• Task details
Among the entries that follow, tally the lines with the string "screenshot". Give no more than the number.

***

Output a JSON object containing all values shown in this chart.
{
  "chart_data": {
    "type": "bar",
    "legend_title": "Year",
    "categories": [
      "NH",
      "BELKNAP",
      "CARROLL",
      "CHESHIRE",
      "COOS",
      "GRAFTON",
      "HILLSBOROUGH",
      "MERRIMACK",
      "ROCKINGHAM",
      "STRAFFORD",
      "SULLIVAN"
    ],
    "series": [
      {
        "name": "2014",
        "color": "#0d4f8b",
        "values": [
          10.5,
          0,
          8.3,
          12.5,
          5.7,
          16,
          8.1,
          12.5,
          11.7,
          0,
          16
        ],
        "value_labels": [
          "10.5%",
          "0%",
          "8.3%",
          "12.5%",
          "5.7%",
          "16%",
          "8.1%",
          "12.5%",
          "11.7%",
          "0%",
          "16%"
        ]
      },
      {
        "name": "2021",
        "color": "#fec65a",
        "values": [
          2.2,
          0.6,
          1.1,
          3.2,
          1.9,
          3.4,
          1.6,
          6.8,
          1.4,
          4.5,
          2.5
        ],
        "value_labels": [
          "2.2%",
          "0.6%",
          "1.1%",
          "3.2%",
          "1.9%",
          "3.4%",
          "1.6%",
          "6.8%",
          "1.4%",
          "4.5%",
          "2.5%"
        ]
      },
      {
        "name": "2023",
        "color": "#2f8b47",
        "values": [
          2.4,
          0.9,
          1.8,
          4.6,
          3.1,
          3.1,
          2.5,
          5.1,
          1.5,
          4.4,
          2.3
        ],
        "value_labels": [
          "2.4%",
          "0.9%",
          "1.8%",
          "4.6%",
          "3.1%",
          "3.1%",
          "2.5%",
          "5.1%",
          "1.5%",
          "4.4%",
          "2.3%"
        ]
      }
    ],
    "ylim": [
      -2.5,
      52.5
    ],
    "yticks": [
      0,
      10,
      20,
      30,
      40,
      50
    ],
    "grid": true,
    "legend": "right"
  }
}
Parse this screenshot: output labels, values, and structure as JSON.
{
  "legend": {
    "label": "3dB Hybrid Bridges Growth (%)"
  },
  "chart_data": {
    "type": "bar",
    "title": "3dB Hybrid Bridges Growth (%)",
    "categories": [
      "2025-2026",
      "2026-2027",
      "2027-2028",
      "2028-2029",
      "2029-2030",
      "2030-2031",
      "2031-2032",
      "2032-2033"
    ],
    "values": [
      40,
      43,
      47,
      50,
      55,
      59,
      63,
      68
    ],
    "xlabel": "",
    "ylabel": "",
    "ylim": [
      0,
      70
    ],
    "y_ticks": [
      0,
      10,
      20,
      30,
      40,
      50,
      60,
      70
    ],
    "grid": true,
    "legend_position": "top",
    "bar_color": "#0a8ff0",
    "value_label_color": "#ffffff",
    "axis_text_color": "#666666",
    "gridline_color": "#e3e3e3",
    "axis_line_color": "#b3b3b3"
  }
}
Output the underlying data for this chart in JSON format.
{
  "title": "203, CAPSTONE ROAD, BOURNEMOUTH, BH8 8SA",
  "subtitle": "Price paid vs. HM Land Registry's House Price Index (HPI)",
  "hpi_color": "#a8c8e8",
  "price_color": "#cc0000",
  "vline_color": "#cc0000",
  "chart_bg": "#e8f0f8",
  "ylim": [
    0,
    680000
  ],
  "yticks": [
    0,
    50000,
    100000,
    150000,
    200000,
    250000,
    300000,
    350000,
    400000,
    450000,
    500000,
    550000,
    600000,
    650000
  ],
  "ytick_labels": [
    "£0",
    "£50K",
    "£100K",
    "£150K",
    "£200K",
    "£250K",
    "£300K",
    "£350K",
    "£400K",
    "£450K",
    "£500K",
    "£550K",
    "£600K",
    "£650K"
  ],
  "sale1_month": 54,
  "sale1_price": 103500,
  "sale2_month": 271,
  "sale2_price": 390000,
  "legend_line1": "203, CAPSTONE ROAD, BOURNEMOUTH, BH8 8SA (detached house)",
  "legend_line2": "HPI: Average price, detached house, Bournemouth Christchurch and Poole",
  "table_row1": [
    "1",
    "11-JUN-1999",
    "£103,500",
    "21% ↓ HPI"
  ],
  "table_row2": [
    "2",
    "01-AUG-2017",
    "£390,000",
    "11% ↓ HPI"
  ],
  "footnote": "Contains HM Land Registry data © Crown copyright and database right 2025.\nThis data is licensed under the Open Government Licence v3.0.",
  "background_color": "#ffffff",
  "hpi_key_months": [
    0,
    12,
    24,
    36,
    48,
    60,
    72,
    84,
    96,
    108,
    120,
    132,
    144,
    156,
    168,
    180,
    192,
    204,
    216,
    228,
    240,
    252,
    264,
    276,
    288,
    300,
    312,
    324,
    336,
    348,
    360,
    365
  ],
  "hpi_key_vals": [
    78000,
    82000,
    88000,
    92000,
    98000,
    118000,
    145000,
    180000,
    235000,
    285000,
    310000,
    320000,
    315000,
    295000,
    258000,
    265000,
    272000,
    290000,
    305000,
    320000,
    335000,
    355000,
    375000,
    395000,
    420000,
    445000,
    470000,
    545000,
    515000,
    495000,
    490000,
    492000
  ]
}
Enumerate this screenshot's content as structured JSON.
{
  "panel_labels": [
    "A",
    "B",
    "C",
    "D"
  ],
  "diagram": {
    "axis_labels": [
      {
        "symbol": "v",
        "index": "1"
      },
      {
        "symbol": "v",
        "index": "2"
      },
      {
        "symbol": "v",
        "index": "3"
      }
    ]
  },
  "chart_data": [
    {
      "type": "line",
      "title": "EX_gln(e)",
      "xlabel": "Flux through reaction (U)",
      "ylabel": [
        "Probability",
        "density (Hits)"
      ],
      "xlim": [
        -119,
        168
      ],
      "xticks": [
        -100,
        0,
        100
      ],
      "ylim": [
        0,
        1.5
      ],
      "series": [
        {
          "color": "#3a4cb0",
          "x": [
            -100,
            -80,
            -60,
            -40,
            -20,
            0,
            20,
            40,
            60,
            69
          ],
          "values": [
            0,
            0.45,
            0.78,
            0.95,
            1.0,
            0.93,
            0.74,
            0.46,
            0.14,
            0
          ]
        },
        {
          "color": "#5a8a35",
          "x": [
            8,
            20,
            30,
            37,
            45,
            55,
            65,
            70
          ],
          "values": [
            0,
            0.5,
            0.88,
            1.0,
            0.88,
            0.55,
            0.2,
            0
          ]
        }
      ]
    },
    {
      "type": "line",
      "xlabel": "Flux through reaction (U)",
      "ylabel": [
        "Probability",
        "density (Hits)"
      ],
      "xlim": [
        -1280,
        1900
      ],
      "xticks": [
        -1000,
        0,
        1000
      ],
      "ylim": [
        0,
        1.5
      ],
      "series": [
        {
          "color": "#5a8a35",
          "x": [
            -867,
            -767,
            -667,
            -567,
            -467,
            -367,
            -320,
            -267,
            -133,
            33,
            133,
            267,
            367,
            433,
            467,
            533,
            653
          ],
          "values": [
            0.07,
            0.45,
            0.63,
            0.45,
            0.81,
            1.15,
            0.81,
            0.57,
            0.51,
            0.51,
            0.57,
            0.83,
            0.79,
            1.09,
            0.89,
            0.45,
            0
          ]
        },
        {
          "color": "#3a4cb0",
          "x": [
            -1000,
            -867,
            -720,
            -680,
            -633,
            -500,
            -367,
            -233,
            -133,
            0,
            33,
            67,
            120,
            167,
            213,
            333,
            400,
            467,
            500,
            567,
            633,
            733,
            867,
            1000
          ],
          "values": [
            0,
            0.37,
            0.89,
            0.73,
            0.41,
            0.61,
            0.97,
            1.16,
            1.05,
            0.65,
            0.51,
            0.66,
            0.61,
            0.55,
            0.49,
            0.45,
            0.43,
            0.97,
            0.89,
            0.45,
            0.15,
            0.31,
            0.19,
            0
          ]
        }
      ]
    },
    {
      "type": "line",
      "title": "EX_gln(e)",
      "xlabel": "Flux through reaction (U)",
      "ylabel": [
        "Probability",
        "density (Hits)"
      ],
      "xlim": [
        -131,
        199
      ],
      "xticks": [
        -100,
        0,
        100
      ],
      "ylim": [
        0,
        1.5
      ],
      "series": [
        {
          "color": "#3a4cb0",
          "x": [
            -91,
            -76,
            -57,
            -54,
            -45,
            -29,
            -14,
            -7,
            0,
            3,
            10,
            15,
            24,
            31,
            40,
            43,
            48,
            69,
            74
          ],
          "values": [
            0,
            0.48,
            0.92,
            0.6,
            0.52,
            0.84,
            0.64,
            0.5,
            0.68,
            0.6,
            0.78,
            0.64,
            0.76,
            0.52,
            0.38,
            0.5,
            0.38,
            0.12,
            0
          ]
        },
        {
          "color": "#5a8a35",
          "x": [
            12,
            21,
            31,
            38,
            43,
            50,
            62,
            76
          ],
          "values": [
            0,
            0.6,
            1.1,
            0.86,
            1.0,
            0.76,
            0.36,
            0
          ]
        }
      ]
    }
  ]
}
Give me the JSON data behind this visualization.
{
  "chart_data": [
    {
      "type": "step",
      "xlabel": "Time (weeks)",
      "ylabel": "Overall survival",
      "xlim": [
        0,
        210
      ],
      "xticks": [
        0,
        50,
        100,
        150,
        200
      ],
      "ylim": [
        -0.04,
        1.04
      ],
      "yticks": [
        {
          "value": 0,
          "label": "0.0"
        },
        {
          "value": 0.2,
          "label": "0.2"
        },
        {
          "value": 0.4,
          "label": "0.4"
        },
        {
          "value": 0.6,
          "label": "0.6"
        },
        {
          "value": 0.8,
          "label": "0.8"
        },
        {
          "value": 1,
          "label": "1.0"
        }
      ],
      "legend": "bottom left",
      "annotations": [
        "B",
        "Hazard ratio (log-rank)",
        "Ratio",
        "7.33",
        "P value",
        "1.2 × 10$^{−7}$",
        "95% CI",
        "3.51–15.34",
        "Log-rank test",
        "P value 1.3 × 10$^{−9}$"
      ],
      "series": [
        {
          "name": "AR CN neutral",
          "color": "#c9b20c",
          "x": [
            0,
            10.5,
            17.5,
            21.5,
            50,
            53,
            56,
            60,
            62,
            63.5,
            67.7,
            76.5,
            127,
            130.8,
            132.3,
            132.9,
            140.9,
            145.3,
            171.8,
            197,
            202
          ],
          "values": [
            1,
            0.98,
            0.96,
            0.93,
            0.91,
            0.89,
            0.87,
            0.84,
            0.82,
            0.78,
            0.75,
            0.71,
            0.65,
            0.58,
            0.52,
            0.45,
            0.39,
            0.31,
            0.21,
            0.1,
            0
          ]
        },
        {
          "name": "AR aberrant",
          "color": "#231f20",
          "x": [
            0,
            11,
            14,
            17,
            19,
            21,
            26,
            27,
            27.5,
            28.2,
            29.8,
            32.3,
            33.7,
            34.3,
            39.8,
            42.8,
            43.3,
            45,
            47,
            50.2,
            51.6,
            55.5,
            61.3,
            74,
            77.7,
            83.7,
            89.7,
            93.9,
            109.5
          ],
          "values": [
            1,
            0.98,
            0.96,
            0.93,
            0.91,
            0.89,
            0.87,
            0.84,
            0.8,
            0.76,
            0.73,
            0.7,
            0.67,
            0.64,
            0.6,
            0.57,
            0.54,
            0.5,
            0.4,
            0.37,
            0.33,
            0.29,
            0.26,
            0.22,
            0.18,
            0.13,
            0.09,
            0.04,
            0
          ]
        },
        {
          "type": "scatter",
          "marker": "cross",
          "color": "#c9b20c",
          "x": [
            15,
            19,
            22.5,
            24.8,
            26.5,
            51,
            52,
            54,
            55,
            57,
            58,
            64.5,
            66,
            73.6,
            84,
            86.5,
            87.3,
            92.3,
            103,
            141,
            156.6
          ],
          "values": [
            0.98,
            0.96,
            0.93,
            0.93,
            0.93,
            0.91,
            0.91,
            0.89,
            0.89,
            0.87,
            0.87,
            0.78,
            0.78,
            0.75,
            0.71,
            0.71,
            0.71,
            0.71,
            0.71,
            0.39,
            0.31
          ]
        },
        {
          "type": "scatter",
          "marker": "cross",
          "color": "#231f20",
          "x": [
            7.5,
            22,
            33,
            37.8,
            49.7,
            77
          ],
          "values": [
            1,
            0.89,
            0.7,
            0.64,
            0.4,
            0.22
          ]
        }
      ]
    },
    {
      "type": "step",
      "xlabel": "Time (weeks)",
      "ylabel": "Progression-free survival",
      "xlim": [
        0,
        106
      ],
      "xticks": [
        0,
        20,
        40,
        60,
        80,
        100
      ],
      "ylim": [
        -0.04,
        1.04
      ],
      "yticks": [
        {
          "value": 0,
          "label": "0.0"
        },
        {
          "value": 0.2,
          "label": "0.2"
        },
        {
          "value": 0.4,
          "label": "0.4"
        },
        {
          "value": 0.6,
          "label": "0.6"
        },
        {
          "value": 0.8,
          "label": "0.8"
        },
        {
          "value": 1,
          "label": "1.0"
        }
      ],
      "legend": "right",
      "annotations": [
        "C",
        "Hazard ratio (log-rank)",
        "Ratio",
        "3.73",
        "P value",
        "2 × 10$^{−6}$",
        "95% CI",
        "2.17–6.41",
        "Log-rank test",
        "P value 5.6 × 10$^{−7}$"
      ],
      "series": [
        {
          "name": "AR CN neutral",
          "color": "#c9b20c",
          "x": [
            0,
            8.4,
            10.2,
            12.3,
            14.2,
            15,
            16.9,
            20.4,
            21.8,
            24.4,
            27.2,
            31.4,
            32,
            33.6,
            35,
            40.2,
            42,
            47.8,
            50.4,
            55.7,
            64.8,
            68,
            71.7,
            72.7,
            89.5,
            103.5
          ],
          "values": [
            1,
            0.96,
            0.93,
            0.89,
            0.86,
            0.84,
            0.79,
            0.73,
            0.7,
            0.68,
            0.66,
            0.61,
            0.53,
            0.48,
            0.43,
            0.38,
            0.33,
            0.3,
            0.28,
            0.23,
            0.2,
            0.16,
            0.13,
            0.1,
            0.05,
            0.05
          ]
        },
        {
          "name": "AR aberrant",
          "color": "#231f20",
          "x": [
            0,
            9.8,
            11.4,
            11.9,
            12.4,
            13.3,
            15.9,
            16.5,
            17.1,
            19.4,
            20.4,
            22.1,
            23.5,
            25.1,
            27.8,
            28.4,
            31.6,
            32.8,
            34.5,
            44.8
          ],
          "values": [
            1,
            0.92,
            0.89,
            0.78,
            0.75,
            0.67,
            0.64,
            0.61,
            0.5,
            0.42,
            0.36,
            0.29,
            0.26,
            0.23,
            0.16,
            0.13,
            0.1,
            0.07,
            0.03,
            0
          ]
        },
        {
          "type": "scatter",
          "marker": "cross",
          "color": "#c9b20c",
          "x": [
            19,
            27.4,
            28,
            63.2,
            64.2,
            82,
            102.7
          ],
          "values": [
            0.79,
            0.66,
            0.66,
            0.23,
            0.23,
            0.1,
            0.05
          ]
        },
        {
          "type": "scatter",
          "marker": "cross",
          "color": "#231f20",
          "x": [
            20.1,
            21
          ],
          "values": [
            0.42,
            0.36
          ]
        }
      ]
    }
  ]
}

***

• Written answer
2